*The exercise*: Please count the lines in the listing below where the word "khác" appears. Give the number only.

========

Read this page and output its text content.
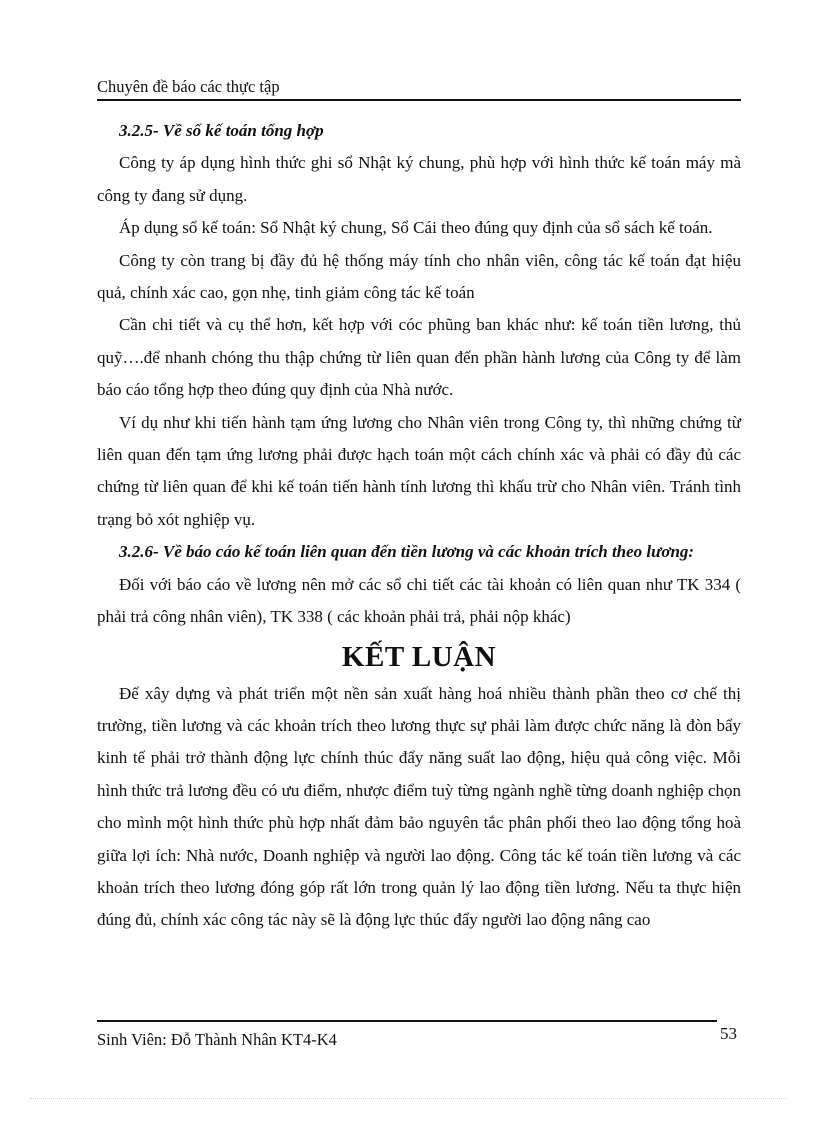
Chuyên đề báo các thực tập

3.2.5- Về sổ kế toán tổng hợp

Công ty áp dụng hình thức ghi sổ Nhật ký chung, phù hợp với hình thức kế toán máy mà công ty đang sử dụng.

Áp dụng sổ kế toán: Sổ Nhật ký chung, Sổ Cái theo đúng quy định của sổ sách kế toán.

Công ty còn trang bị đầy đủ hệ thống máy tính cho nhân viên, công tác kế toán đạt hiệu quả, chính xác cao, gọn nhẹ, tinh giảm công tác kế toán

Cần chi tiết và cụ thể hơn, kết hợp với cóc phũng ban khác như: kế toán tiền lương, thủ quỹ….để nhanh chóng thu thập chứng từ liên quan đến phần hành lương của Công ty để làm báo cáo tổng hợp theo đúng quy định của Nhà nước.

Ví dụ như khi tiến hành tạm ứng lương cho Nhân viên trong Công ty, thì những chứng từ liên quan đến tạm ứng lương phải được hạch toán một cách chính xác và phải có đầy đủ các chứng từ liên quan để khi kế toán tiến hành tính lương thì khấu trừ cho Nhân viên. Tránh tình trạng bỏ xót nghiệp vụ.

3.2.6- Về báo cáo kế toán liên quan đến tiền lương và các khoản trích theo lương:

Đối với báo cáo về lương nên mở các sổ chi tiết các tài khoản có liên quan như TK 334 ( phải trả công nhân viên), TK 338 ( các khoản phải trả, phải nộp khác)

KẾT LUẬN

Để xây dựng và phát triển một nền sản xuất hàng hoá nhiều thành phần theo cơ chế thị trường, tiền lương và các khoản trích theo lương thực sự phải làm được chức năng là đòn bẩy kinh tế phải trở thành động lực chính thúc đẩy năng suất lao động, hiệu quả công việc. Mỗi hình thức trả lương đều có ưu điểm, nhược điểm tuỳ từng ngành nghề từng doanh nghiệp chọn cho mình một hình thức phù hợp nhất đảm bảo nguyên tắc phân phối theo lao động tổng hoà giữa lợi ích: Nhà nước, Doanh nghiệp và người lao động. Công tác kế toán tiền lương và các khoản trích theo lương đóng góp rất lớn trong quản lý lao động tiền lương. Nếu ta thực hiện đúng đủ, chính xác công tác này sẽ là động lực thúc đẩy người lao động nâng cao

Sinh Viên: Đỗ Thành Nhân KT4-K4	53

========

*Exercise output*: 2